▶ What you need to do: Reproduce the closing part of the entries exactly: the line with "Give me the" and all lines after it, ending with the last line, and nothing else.

--- start of Exercise input ---

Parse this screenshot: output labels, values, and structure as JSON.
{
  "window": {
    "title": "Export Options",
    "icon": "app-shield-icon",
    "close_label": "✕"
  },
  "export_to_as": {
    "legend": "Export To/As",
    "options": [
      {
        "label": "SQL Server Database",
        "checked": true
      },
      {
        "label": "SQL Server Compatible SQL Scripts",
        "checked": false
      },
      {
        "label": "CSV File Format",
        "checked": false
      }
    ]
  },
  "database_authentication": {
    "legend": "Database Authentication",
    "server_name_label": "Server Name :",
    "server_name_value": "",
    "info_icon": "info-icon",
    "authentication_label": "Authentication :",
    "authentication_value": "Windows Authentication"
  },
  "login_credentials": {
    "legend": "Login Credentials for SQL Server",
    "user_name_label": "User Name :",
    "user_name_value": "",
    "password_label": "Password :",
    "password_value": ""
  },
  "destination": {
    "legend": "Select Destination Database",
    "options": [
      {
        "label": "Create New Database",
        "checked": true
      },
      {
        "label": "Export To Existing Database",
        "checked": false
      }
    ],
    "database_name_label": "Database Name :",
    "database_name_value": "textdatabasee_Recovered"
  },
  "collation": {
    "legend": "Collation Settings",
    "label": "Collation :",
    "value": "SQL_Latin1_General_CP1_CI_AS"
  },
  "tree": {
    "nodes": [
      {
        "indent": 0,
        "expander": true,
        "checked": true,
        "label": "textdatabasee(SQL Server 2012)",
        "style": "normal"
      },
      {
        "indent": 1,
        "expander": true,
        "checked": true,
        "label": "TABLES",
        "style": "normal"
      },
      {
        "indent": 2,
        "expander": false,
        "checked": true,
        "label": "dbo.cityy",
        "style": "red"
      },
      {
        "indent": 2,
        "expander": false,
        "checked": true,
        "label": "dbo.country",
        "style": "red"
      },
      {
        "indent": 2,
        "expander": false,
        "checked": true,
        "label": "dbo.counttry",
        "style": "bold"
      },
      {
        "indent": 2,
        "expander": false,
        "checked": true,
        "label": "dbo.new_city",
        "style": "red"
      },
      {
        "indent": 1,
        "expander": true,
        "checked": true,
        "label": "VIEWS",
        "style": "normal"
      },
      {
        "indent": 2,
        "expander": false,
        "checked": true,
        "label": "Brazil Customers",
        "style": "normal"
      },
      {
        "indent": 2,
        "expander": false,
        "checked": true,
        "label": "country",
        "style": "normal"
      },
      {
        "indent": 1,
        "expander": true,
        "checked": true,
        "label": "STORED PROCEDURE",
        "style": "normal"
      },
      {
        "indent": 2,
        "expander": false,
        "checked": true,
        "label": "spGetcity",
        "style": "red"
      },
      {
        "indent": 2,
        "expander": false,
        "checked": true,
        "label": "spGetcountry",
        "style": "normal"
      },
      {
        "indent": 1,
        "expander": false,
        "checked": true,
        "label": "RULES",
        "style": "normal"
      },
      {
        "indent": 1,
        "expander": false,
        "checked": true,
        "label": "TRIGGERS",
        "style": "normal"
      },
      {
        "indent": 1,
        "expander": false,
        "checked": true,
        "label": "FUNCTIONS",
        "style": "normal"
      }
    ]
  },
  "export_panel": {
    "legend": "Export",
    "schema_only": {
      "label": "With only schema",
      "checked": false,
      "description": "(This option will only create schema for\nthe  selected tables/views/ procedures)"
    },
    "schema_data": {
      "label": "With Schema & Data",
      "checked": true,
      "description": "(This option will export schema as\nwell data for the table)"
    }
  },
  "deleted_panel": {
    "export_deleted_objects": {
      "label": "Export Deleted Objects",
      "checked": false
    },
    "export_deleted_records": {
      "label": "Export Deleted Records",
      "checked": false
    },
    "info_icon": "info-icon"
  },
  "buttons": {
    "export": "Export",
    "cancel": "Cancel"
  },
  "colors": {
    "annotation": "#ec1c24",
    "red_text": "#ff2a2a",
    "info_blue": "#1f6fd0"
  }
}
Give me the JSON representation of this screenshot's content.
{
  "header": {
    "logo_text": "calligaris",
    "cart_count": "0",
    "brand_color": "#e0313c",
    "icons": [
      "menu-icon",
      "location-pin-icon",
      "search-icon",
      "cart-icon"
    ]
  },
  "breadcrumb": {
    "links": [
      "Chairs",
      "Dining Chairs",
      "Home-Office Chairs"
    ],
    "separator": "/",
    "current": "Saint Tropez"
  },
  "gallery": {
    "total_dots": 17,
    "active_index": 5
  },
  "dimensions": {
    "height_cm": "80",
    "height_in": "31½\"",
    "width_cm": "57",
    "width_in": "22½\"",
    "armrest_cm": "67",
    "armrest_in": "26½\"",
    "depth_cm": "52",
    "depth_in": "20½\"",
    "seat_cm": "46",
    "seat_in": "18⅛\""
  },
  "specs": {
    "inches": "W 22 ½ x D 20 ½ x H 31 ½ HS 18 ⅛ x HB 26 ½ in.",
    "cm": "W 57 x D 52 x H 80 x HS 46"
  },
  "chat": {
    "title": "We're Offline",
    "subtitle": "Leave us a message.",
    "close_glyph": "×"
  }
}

--- end of Exercise input ---

▶ Task result:
Give me the JSON representation of this screenshot's content.
{
  "header": {
    "logo_text": "calligaris",
    "cart_count": "0",
    "brand_color": "#e0313c",
    "icons": [
      "menu-icon",
      "location-pin-icon",
      "search-icon",
      "cart-icon"
    ]
  },
  "breadcrumb": {
    "links": [
      "Chairs",
      "Dining Chairs",
      "Home-Office Chairs"
    ],
    "separator": "/",
    "current": "Saint Tropez"
  },
  "gallery": {
    "total_dots": 17,
    "active_index": 5
  },
  "dimensions": {
    "height_cm": "80",
    "height_in": "31½\"",
    "width_cm": "57",
    "width_in": "22½\"",
    "armrest_cm": "67",
    "armrest_in": "26½\"",
    "depth_cm": "52",
    "depth_in": "20½\"",
    "seat_cm": "46",
    "seat_in": "18⅛\""
  },
  "specs": {
    "inches": "W 22 ½ x D 20 ½ x H 31 ½ HS 18 ⅛ x HB 26 ½ in.",
    "cm": "W 57 x D 52 x H 80 x HS 46"
  },
  "chat": {
    "title": "We're Offline",
    "subtitle": "Leave us a message.",
    "close_glyph": "×"
  }
}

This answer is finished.